Selected extract.
Billed as an institution dedicated to preserving “the enduring legacies of all forms of music,” the GRAMMY Museum has been no stranger to multimedia storytelling. By design and necessity, the LA-based venue (with outposts in Mississippi, Nashville, and Newark) has leveraged digital tools like onsite touchscreens, Spotify playlists, and a streaming platform, Collection:Live, to deliver content in a form that encapsulates the many dimensions of its subject. And just last week, the institution added more to its virtual programming to expand the scope and reach of its digital presence.
What happened
Following its COVID-era Museum At Home line-up that included online exhibitions and educational videos, the GRAMMY Museum now boasts a set of virtual tours, which users can access from their desktop or devices. Currently on view are immersive tours of exhibitions including Motown: The Sound of America and Dave Matthews Band: Inside and Out, where visitors can navigate the 3D space, get an eagle’s eye perspective of floor plans, or zoom into artifacts for detailed descriptions.
Created with Matterport, each experience also features audio hotspots, curator-led videos, and shoppable links to purchase merchandise. The Y Para Siempre… Marco Antonio Solís tour, in particular, includes an exclusive walk-through video with the Mexican musician himself.

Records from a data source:

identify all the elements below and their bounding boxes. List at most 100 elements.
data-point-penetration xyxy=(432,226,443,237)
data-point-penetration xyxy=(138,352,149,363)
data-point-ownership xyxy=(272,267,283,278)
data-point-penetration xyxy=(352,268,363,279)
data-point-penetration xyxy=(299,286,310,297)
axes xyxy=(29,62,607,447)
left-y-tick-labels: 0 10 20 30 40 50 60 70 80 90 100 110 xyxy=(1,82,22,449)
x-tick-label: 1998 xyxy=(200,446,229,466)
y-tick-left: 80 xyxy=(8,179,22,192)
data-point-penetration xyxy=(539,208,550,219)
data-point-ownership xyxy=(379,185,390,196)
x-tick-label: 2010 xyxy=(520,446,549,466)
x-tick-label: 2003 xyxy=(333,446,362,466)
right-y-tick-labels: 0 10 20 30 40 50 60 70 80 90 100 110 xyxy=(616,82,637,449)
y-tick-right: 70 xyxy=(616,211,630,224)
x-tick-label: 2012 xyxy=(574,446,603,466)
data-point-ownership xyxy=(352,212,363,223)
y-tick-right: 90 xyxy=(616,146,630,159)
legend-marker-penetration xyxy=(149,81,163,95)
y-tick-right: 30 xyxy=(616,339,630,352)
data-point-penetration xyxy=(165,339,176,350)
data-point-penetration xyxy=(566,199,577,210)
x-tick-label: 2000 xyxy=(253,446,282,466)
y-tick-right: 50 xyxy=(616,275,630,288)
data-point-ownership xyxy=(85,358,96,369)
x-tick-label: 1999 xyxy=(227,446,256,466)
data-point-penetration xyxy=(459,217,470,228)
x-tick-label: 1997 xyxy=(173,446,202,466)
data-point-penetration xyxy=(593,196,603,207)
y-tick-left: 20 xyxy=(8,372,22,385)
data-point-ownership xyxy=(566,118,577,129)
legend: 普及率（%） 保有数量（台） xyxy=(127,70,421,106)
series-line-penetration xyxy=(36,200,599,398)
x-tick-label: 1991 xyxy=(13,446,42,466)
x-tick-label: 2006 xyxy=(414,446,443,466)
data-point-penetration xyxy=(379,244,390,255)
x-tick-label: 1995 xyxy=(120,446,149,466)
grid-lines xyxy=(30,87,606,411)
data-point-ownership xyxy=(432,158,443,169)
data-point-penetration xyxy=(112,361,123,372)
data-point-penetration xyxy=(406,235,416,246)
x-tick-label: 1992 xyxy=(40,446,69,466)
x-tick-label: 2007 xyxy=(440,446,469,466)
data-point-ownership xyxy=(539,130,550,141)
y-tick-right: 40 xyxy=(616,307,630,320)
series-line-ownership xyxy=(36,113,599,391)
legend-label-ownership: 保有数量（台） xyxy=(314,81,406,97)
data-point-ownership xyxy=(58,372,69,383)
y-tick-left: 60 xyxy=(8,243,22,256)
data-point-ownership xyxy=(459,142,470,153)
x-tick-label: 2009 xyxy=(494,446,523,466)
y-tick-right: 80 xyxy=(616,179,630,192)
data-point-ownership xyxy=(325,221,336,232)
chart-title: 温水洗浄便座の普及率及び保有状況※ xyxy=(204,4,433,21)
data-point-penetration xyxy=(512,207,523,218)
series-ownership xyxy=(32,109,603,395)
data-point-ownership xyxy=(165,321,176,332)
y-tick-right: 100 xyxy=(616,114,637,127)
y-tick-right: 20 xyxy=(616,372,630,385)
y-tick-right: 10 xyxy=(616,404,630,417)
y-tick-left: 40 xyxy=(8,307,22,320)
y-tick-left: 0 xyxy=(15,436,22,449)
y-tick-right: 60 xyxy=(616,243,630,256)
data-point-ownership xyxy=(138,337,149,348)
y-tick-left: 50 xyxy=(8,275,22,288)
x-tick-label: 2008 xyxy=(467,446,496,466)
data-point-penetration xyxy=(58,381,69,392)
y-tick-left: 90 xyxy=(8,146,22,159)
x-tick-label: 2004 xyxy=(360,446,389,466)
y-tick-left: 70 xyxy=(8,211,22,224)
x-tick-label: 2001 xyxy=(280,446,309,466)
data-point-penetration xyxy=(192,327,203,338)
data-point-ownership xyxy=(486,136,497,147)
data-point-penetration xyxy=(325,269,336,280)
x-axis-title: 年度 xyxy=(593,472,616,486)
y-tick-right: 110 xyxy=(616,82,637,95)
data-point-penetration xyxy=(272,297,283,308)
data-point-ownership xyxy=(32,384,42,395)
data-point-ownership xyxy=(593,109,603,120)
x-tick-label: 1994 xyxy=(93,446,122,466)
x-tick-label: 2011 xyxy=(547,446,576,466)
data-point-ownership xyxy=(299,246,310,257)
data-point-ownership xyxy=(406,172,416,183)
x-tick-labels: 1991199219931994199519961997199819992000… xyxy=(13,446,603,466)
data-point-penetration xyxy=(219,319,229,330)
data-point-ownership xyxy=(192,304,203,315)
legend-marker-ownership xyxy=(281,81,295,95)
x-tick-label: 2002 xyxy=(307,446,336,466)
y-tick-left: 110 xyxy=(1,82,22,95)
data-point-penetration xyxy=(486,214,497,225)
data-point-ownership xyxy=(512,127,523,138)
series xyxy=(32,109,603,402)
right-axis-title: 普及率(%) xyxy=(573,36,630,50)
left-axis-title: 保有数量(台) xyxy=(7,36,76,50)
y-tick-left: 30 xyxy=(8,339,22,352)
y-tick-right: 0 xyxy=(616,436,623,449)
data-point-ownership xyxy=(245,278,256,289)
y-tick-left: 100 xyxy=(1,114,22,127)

Your tasks.
1. In the GRAMMY Museum article, what tool was used to create each virtual tour?
2. From the GRAMMY Museum article, extract the passage starting at "What happened" and ending at "Mexican musician himself.".

Answers below.
1. Matterport.

2.
What happened
Following its COVID-era Museum At Home line-up that included online exhibitions and educational videos, the GRAMMY Museum now boasts a set of virtual tours, which users can access from their desktop or devices. Currently on view are immersive tours of exhibitions including Motown: The Sound of America and Dave Matthews Band: Inside and Out, where visitors can navigate the 3D space, get an eagle’s eye perspective of floor plans, or zoom into artifacts for detailed descriptions.
Created with Matterport, each experience also features audio hotspots, curator-led videos, and shoppable links to purchase merchandise. The Y Para Siempre… Marco Antonio Solís tour, in particular, includes an exclusive walk-through video with the Mexican musician himself.